▸ **Polecenie**
Przepisz fragment tekstu o związku Moniki Kuszyńskiej i Pawła Ruraka-Sokala, wszystko od słów „Gdy zespół Blue” aż po słowa „ich wspólnego życia.”, zmieniając w nim nazwę „Łodzi” na „Poznaniu”.

Monika Kuszyńska i Paweł Rurak-Sokal zaczynali jako konkurencja. "Odkryłam niezwykłe wibracje między nami"
Paweł Rurak-Sokal (61 l.) zasłynął jako lider Blue Cafe, a Monika Kuszyńska (43 l.) przez kilka lat śpiewała w Varius Manx. Choć konkurowali ze sobą na wielkich scenach (nawet podczas preselekcji do Eurowizji), prywatnie łączyło ich ogromne uczucie. Jak potoczyła się historia ich miłości? Oto co zdradzili o związku, którym kiedyś żyła cała Polska, a dziś mało kto o nim pamięta...
Paweł Rurak-Solak zdobył sławę dzięki byciu liderem i założycielem grupy Blue Cafe, znanej z takich przebojów jak "Buena" czy "Reflection". Choć zespół założony w 1998 roku dalej wykonuje muzykę pop z elementami jazzu oraz soulu i cieszy się przy tym popularnością, mało kto pamięta, jaką historię przeżył jego założyciel.
Gdy zespół Blue Cafe był na topie, w tym samym czasie na scenie debiutowała Monika Kuszyńska, która została trzecią wokalistką grupy Varius Manx. Zespół znany z takich hitów jak "Piosenka Księżycowa" czy "Orła Cień" budził zainteresowanie lidera Blue Cafe. Również pojawienie się Moniki zrobiło na nim ogromne wrażenie. Łączyła ich nie tylko pasja, ale też mieszkanie w tym samym mieście, w Łodzi. Jak się później okazało, połączyła ich także chęć stworzenia trwałego związku.
Paweł Rurak-Sokal i Monika Kuszyńska chętnie pozowali do wspólnych zdjęć i jako para nie mieli oporów przed pojawianiem się na ściankach. Ponadto razem ukazali się na okładce kolorowego magazynu, a zaraz potem... rozstali się. Kuszyńska prawdę wyznała w 2005 roku, podczas rozmowy z magazynem "Gala". Nie kryła serdecznych uczuć do Pawła Ruraka-Sokala i chętnie zdradziła niektóre szczegóły ich wspólnego życia.
Parą Monika i Paweł zostali w 2002 roku. Spotkali się na przeglądzie zespołów amatorskich, których jurorem miał być Robert Janson. Mężczyzna źle się poczuł i poprosił ją o zastępstwo. To dzięki temu wszystko się zaczęło.
"Pamiętam, lał deszcz, miałam straszną chandrę, ale pojechałam. Paweł również zasiadał w jury. Poznałam go i poczułam... coś, co można nazwać gromem z jasnego nieba. Przegadaliśmy kilka godzin, jeżdżąc we dwoje po mieście. Wizerunek gburowatego potwora - stworzony przez media - nijak nie pasował do tego fascynującego mężczyzny. Odkryłam niezwykłe wibracje między nami. I czułam, że bezgranicznie mu ufam".
Dodała, że gdy mówiła o sobie, on słuchał z zaciekawieniem, a na koniec zostawił jej wizytówkę.
"Złamałam zasadę, że pierwsza nie dzwonię do mężczyzny. Wykręciłam numer Pawła. Byłam w bardzo złej formie, a rozmowa z nim podziałała jak balsam. I tak się zaczęło".

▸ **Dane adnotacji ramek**
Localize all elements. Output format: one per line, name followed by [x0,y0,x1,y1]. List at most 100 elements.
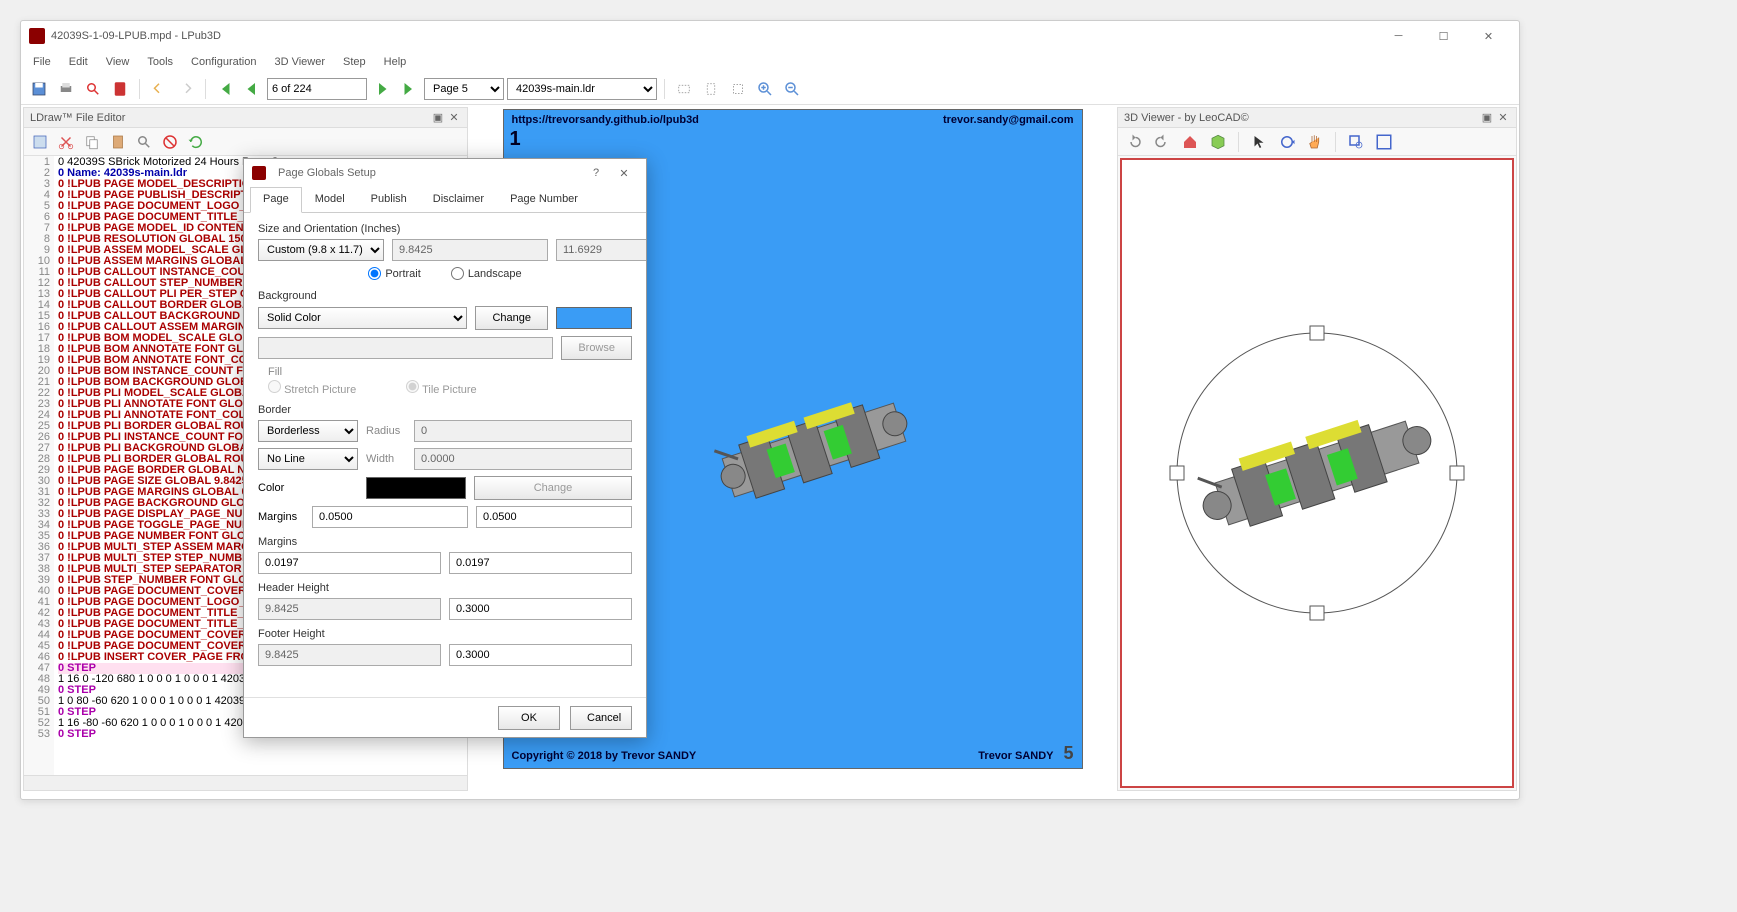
footer-val-input[interactable] [449,644,632,666]
dock-close-icon[interactable]: ✕ [447,111,461,125]
zoom-out-icon[interactable] [780,77,804,101]
menu-configuration[interactable]: Configuration [183,54,264,70]
bg-color-swatch[interactable] [556,307,632,329]
color-label: Color [258,482,358,494]
undo-icon[interactable] [147,77,171,101]
dialog-icon [252,166,266,180]
dialog-close-button[interactable]: ✕ [610,161,638,185]
border-line-select[interactable]: No Line [258,448,358,470]
delete-icon[interactable] [158,130,182,154]
menu-edit[interactable]: Edit [61,54,96,70]
main-toolbar: Page 5 42039s-main.ldr [21,73,1519,105]
tab-page[interactable]: Page [250,187,302,213]
cursor-icon[interactable] [1247,130,1271,154]
minimize-button[interactable]: ─ [1376,22,1421,50]
zoom-extents-icon[interactable] [1372,130,1396,154]
tab-model[interactable]: Model [302,187,358,213]
redo-icon[interactable] [174,77,198,101]
actual-size-icon[interactable] [726,77,750,101]
last-page-icon[interactable] [397,77,421,101]
page-width-input[interactable] [392,239,548,261]
border-color-swatch[interactable] [366,477,466,499]
background-type-select[interactable]: Solid Color [258,307,467,329]
page-counter-input[interactable] [267,78,367,100]
viewer-close-icon[interactable]: ✕ [1496,111,1510,125]
model-select[interactable]: 42039s-main.ldr [507,78,657,100]
border-type-select[interactable]: Borderless [258,420,358,442]
background-label: Background [258,290,632,302]
ok-button[interactable]: OK [498,706,560,730]
page-header-right: trevor.sandy@gmail.com [943,114,1074,126]
border-change-button[interactable]: Change [474,476,632,500]
menu-help[interactable]: Help [376,54,415,70]
window-title: 42039S-1-09-LPUB.mpd - LPub3D [51,30,1376,42]
dock-float-icon[interactable]: ▣ [431,111,445,125]
landscape-radio[interactable]: Landscape [451,267,522,280]
fit-width-icon[interactable] [672,77,696,101]
menubar: File Edit View Tools Configuration 3D Vi… [21,51,1519,73]
fit-page-icon[interactable] [699,77,723,101]
viewer-undo-icon[interactable] [1122,130,1146,154]
page-size-select[interactable]: Custom (9.8 x 11.7) [258,239,384,261]
margin-y-input[interactable] [476,506,632,528]
search-editor-icon[interactable] [132,130,156,154]
save-icon[interactable] [27,77,51,101]
portrait-radio[interactable]: Portrait [368,267,420,280]
browse-button[interactable]: Browse [561,336,632,360]
tab-publish[interactable]: Publish [358,187,420,213]
menu-tools[interactable]: Tools [139,54,181,70]
refresh-editor-icon[interactable] [184,130,208,154]
page-height-input[interactable] [556,239,646,261]
header-ro-input[interactable] [258,598,441,620]
zoom-in-icon[interactable] [753,77,777,101]
paste-icon[interactable] [106,130,130,154]
menu-file[interactable]: File [25,54,59,70]
margins2-label: Margins [258,536,632,548]
menu-step[interactable]: Step [335,54,374,70]
viewer-content[interactable] [1120,158,1514,788]
pdf-icon[interactable] [108,77,132,101]
footer-ro-input[interactable] [258,644,441,666]
border-width-input[interactable] [414,448,632,470]
viewer-home-icon[interactable] [1178,130,1202,154]
margin-x-input[interactable] [312,506,468,528]
header-height-label: Header Height [258,582,632,594]
margin2-x-input[interactable] [258,552,441,574]
find-icon[interactable] [81,77,105,101]
tab-disclaimer[interactable]: Disclaimer [420,187,497,213]
select-all-icon[interactable] [28,130,52,154]
page-header-left: https://trevorsandy.github.io/lpub3d [512,114,699,126]
page-select[interactable]: Page 5 [424,78,504,100]
margin2-y-input[interactable] [449,552,632,574]
viewer-redo-icon[interactable] [1150,130,1174,154]
viewer-title: 3D Viewer - by LeoCAD© [1124,112,1249,124]
first-page-icon[interactable] [213,77,237,101]
editor-hscroll[interactable] [24,775,467,790]
maximize-button[interactable]: ☐ [1421,22,1466,50]
page-footer-right: Trevor SANDY [978,750,1053,762]
close-button[interactable]: ✕ [1466,22,1511,50]
rotate-view-icon[interactable] [1275,130,1299,154]
menu-3dviewer[interactable]: 3D Viewer [266,54,333,70]
prev-page-icon[interactable] [240,77,264,101]
bg-change-button[interactable]: Change [475,306,548,330]
dialog-titlebar: Page Globals Setup ? ✕ [244,159,646,187]
dialog-body: Size and Orientation (Inches) Custom (9.… [244,213,646,697]
pan-icon[interactable] [1303,130,1327,154]
menu-view[interactable]: View [98,54,138,70]
dialog-help-button[interactable]: ? [582,161,610,185]
bg-image-path[interactable] [258,337,553,359]
zoom-region-icon[interactable] [1344,130,1368,154]
viewer-float-icon[interactable]: ▣ [1480,111,1494,125]
tab-pagenumber[interactable]: Page Number [497,187,591,213]
viewer-cube-icon[interactable] [1206,130,1230,154]
page-step-number: 1 [510,128,521,151]
app-icon [29,28,45,44]
print-icon[interactable] [54,77,78,101]
cancel-button[interactable]: Cancel [570,706,632,730]
copy-icon[interactable] [80,130,104,154]
cut-icon[interactable] [54,130,78,154]
next-page-icon[interactable] [370,77,394,101]
header-val-input[interactable] [449,598,632,620]
radius-input[interactable] [414,420,632,442]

▸ **Wynik zadania**
Gdy zespół Blue Cafe był na topie, w tym samym czasie na scenie debiutowała Monika Kuszyńska, która została trzecią wokalistką grupy Varius Manx. Zespół znany z takich hitów jak "Piosenka Księżycowa" czy "Orła Cień" budził zainteresowanie lidera Blue Cafe. Również pojawienie się Moniki zrobiło na nim ogromne wrażenie. Łączyła ich nie tylko pasja, ale też mieszkanie w tym samym mieście, w Poznaniu. Jak się później okazało, połączyła ich także chęć stworzenia trwałego związku.
Paweł Rurak-Sokal i Monika Kuszyńska chętnie pozowali do wspólnych zdjęć i jako para nie mieli oporów przed pojawianiem się na ściankach. Ponadto razem ukazali się na okładce kolorowego magazynu, a zaraz potem... rozstali się. Kuszyńska prawdę wyznała w 2005 roku, podczas rozmowy z magazynem "Gala". Nie kryła serdecznych uczuć do Pawła Ruraka-Sokala i chętnie zdradziła niektóre szczegóły ich wspólnego życia.